### [YOUR GOAL]
Set down each record below precisely, skipping the pictures.

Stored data
┏━━
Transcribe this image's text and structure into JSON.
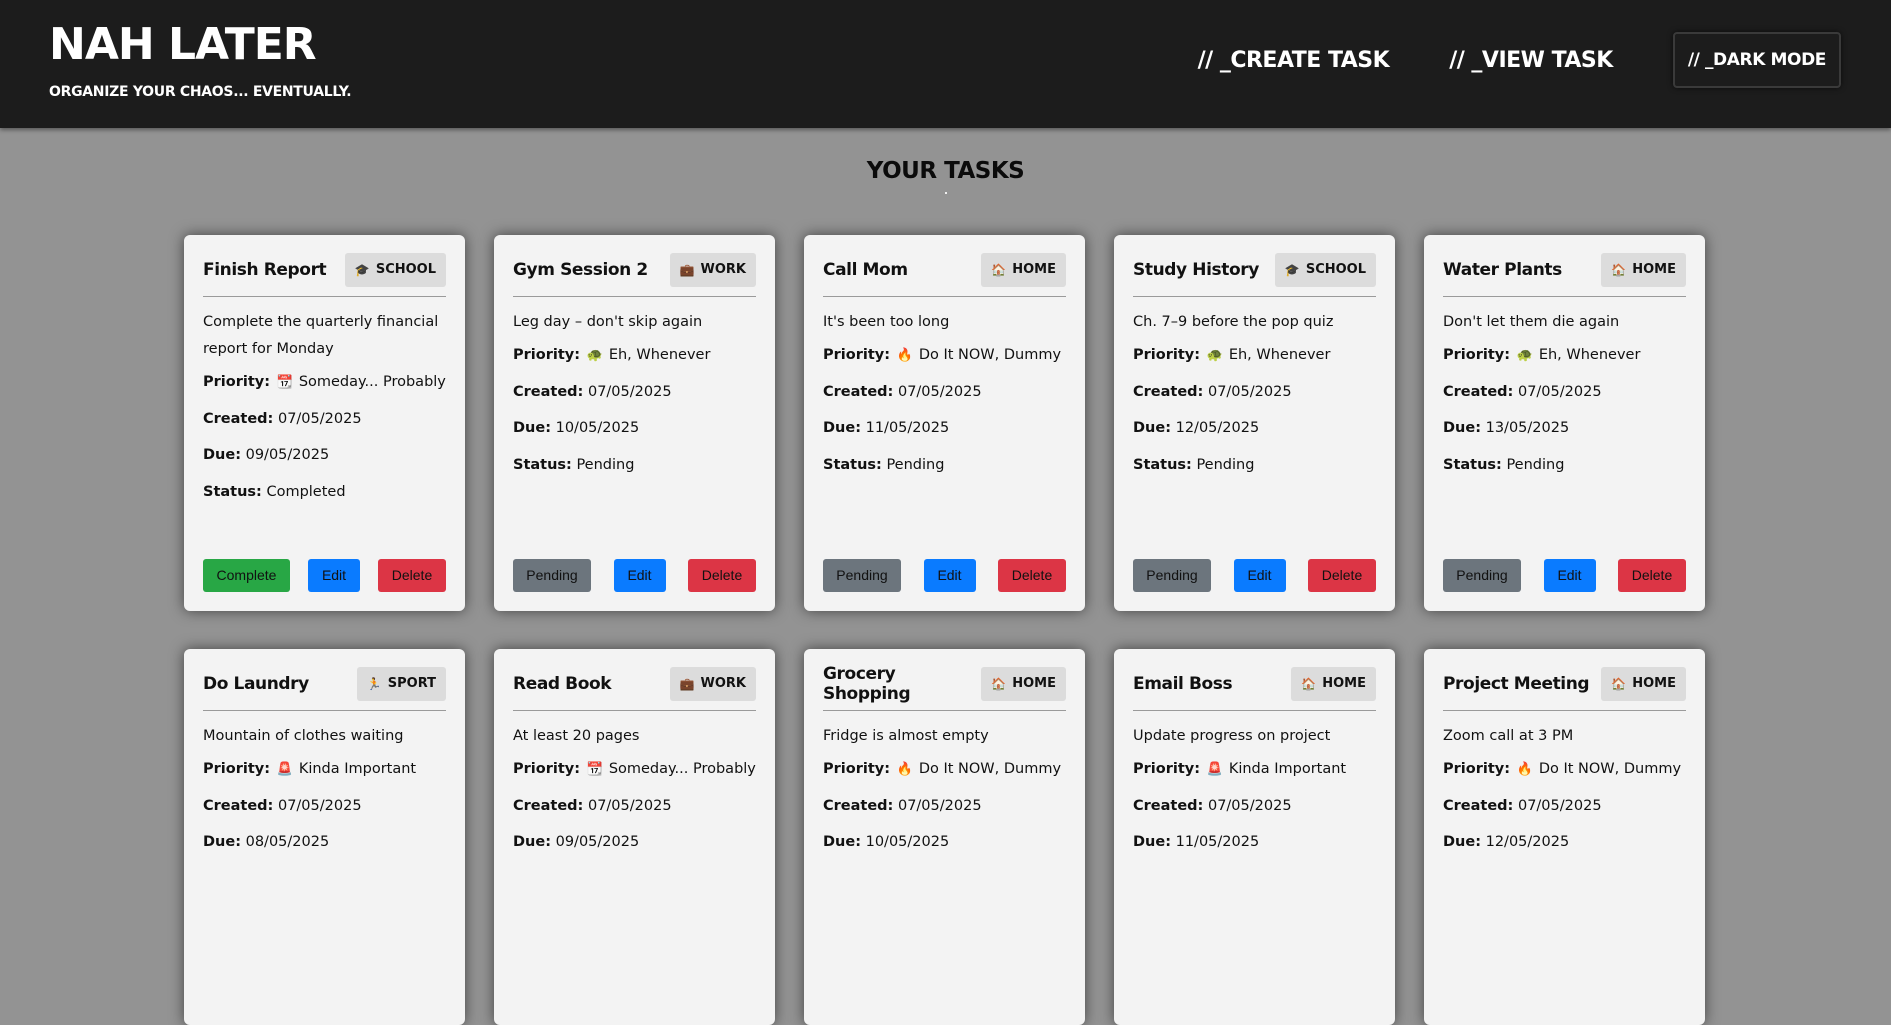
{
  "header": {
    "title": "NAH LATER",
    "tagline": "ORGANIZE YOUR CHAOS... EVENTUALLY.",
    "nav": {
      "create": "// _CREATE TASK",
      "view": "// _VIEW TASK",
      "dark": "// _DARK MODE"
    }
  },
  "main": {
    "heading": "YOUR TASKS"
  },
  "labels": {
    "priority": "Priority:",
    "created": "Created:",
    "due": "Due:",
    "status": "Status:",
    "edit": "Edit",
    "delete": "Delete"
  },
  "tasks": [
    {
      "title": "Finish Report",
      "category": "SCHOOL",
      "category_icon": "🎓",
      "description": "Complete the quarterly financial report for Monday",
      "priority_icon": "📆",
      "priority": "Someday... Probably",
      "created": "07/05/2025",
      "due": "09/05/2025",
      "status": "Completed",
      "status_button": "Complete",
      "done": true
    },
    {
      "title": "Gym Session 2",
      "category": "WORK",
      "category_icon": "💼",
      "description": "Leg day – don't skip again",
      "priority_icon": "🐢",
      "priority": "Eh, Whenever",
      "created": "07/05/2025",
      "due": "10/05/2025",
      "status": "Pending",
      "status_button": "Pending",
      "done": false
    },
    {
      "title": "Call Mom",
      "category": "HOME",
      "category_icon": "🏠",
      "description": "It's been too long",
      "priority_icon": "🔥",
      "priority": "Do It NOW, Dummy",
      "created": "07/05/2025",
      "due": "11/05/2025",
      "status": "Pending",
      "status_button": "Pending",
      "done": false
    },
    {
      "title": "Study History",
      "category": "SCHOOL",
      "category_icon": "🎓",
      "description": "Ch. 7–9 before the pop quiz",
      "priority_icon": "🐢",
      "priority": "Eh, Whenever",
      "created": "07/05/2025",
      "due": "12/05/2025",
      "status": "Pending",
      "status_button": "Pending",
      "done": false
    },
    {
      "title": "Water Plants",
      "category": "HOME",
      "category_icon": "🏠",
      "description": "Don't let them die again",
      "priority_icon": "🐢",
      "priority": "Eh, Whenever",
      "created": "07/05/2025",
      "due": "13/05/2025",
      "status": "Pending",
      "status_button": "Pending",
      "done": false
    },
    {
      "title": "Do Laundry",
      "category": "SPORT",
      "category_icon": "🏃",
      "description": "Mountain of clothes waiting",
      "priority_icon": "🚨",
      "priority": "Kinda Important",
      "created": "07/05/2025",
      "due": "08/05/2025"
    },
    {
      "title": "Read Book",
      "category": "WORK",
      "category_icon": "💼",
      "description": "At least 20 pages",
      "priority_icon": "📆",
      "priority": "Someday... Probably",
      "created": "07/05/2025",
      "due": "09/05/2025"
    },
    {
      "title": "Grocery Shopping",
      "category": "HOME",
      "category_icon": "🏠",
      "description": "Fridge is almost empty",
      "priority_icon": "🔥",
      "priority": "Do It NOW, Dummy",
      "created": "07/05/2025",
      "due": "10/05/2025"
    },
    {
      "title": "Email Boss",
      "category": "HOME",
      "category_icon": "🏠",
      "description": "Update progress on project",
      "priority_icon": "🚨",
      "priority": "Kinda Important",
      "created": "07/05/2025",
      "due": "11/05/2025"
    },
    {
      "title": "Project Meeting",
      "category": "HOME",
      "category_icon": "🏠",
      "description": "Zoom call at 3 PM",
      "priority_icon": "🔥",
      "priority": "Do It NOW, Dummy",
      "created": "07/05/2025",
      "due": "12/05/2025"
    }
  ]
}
┗━━
### [WRITTEN ANSWER]
Transcribe this image's text and structure into JSON.
{
  "header": {
    "title": "NAH LATER",
    "tagline": "ORGANIZE YOUR CHAOS... EVENTUALLY.",
    "nav": {
      "create": "// _CREATE TASK",
      "view": "// _VIEW TASK",
      "dark": "// _DARK MODE"
    }
  },
  "main": {
    "heading": "YOUR TASKS"
  },
  "labels": {
    "priority": "Priority:",
    "created": "Created:",
    "due": "Due:",
    "status": "Status:",
    "edit": "Edit",
    "delete": "Delete"
  },
  "tasks": [
    {
      "title": "Finish Report",
      "category": "SCHOOL",
      "category_icon": "🎓",
      "description": "Complete the quarterly financial report for Monday",
      "priority_icon": "📆",
      "priority": "Someday... Probably",
      "created": "07/05/2025",
      "due": "09/05/2025",
      "status": "Completed",
      "status_button": "Complete",
      "done": true
    },
    {
      "title": "Gym Session 2",
      "category": "WORK",
      "category_icon": "💼",
      "description": "Leg day – don't skip again",
      "priority_icon": "🐢",
      "priority": "Eh, Whenever",
      "created": "07/05/2025",
      "due": "10/05/2025",
      "status": "Pending",
      "status_button": "Pending",
      "done": false
    },
    {
      "title": "Call Mom",
      "category": "HOME",
      "category_icon": "🏠",
      "description": "It's been too long",
      "priority_icon": "🔥",
      "priority": "Do It NOW, Dummy",
      "created": "07/05/2025",
      "due": "11/05/2025",
      "status": "Pending",
      "status_button": "Pending",
      "done": false
    },
    {
      "title": "Study History",
      "category": "SCHOOL",
      "category_icon": "🎓",
      "description": "Ch. 7–9 before the pop quiz",
      "priority_icon": "🐢",
      "priority": "Eh, Whenever",
      "created": "07/05/2025",
      "due": "12/05/2025",
      "status": "Pending",
      "status_button": "Pending",
      "done": false
    },
    {
      "title": "Water Plants",
      "category": "HOME",
      "category_icon": "🏠",
      "description": "Don't let them die again",
      "priority_icon": "🐢",
      "priority": "Eh, Whenever",
      "created": "07/05/2025",
      "due": "13/05/2025",
      "status": "Pending",
      "status_button": "Pending",
      "done": false
    },
    {
      "title": "Do Laundry",
      "category": "SPORT",
      "category_icon": "🏃",
      "description": "Mountain of clothes waiting",
      "priority_icon": "🚨",
      "priority": "Kinda Important",
      "created": "07/05/2025",
      "due": "08/05/2025"
    },
    {
      "title": "Read Book",
      "category": "WORK",
      "category_icon": "💼",
      "description": "At least 20 pages",
      "priority_icon": "📆",
      "priority": "Someday... Probably",
      "created": "07/05/2025",
      "due": "09/05/2025"
    },
    {
      "title": "Grocery Shopping",
      "category": "HOME",
      "category_icon": "🏠",
      "description": "Fridge is almost empty",
      "priority_icon": "🔥",
      "priority": "Do It NOW, Dummy",
      "created": "07/05/2025",
      "due": "10/05/2025"
    },
    {
      "title": "Email Boss",
      "category": "HOME",
      "category_icon": "🏠",
      "description": "Update progress on project",
      "priority_icon": "🚨",
      "priority": "Kinda Important",
      "created": "07/05/2025",
      "due": "11/05/2025"
    },
    {
      "title": "Project Meeting",
      "category": "HOME",
      "category_icon": "🏠",
      "description": "Zoom call at 3 PM",
      "priority_icon": "🔥",
      "priority": "Do It NOW, Dummy",
      "created": "07/05/2025",
      "due": "12/05/2025"
    }
  ]
}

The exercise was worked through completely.